不结球白菜BcERF070基因的基因工程应用

本发明属于分子生物学和生物，具体涉及不结球白菜bcerf070基因调控不结球白菜vc含量中的应用。

背景技术：

1、植物中维生素c(vitamin c，以下简称vc)又称l-抗坏血酸(l-ascorbic acid，asa)，在植物自身的抗氧化系统、光合保护以及调节生长发育中起到至关重要的作用，更为我们提供了丰富而方便的vc补充。针对植物中的vc合成的研究一直在进行中，通过基因工程技术提高asa含量，探索基因功能是当前研究的热门方向。

## 数据内容

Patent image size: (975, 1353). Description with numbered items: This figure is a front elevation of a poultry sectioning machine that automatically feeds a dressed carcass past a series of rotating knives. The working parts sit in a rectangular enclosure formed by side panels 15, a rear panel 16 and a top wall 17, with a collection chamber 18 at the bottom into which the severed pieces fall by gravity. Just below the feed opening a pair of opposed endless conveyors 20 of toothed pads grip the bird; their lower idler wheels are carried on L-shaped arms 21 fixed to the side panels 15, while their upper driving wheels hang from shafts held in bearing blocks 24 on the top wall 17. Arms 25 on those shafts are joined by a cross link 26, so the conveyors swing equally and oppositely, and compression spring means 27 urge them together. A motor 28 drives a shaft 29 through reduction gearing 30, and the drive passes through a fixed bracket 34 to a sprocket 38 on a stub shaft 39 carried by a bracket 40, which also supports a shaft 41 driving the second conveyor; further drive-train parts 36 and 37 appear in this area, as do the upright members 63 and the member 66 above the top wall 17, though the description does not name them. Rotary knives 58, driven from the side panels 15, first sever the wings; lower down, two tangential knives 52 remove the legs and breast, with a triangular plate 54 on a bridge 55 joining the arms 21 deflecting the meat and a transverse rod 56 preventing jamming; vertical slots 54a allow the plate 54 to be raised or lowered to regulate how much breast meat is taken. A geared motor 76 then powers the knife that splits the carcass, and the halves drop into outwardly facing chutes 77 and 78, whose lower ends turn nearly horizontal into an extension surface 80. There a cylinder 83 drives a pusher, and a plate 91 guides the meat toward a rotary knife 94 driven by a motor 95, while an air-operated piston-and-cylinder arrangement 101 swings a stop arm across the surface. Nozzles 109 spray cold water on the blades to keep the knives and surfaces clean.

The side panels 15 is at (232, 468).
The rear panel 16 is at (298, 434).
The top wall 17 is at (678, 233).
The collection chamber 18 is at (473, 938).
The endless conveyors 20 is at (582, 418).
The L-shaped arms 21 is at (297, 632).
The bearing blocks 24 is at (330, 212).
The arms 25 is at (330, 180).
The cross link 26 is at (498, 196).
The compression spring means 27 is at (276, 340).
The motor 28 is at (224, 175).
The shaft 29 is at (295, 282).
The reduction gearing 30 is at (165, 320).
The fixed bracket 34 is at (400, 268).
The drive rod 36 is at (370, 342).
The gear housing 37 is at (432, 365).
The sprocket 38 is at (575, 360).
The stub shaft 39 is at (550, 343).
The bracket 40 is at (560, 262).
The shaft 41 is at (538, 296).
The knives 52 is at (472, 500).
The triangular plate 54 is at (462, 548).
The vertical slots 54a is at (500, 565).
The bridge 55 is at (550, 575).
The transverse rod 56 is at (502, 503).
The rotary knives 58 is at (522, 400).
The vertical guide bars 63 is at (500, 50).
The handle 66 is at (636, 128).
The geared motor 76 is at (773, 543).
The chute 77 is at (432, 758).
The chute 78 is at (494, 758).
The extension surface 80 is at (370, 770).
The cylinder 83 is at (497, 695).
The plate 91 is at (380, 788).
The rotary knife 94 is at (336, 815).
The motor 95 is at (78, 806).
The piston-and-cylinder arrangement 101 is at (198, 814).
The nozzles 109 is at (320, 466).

## 任务要求 1
把白菜基因那段文字里的这句话翻成英文：“针对植物中的vc合成的研究一直在进行中，通过基因工程技术提高asa含量，探索基因功能是当前研究的热门方向。”
## 任务要求 2
照原样输出白菜基因那段文字中的一部分：从含有“1、植物中维生素c(vita”的地方开始，到“因功能是当前研究的热门方向。”之后停。

## 练习答案 1
Research on Vc synthesis in plants has been ongoing, and raising AsA content through genetic engineering and exploring gene function are currently hot research directions.

## 练习答案 2
1、植物中维生素c(vitamin c，以下简称vc)又称l-抗坏血酸(l-ascorbic acid，asa)，在植物自身的抗氧化系统、光合保护以及调节生长发育中起到至关重要的作用，更为我们提供了丰富而方便的vc补充。针对植物中的vc合成的研究一直在进行中，通过基因工程技术提高asa含量，探索基因功能是当前研究的热门方向。